PROBLEM DESCRIPTION »
Images are not part of the copy; transcribe all the data exactly.
-*-*-
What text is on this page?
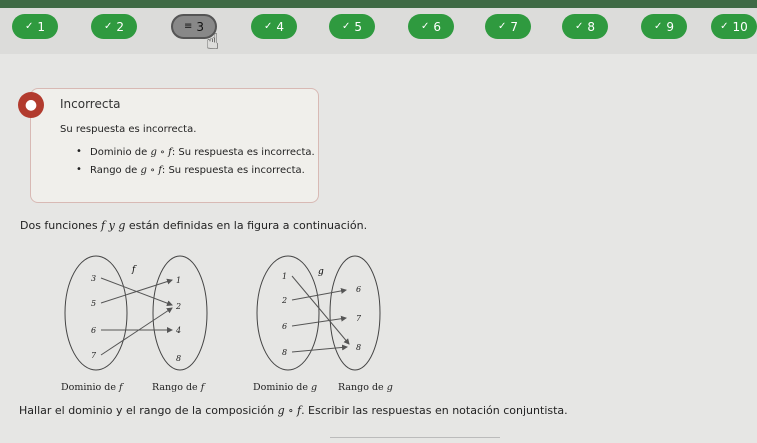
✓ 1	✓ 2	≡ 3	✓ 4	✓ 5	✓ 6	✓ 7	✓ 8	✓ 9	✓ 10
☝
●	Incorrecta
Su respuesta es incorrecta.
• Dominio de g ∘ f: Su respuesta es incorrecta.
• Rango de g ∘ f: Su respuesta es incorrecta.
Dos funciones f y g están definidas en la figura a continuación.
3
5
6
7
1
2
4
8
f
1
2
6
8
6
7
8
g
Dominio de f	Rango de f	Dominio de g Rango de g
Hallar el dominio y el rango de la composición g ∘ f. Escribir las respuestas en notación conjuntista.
-*-*-
THE SOLUTION »
What text is on this page?
✓ 1	✓ 2	≡ 3	✓ 4	✓ 5	✓ 6	✓ 7	✓ 8	✓ 9	✓ 10
☝
●	Incorrecta
Su respuesta es incorrecta.
• Dominio de g ∘ f: Su respuesta es incorrecta.
• Rango de g ∘ f: Su respuesta es incorrecta.
Dos funciones f y g están definidas en la figura a continuación.
3
5
6
7
1
2
4
8
f
1
2
6
8
6
7
8
g
Dominio de f	Rango de f	Dominio de g Rango de g
Hallar el dominio y el rango de la composición g ∘ f. Escribir las respuestas en notación conjuntista.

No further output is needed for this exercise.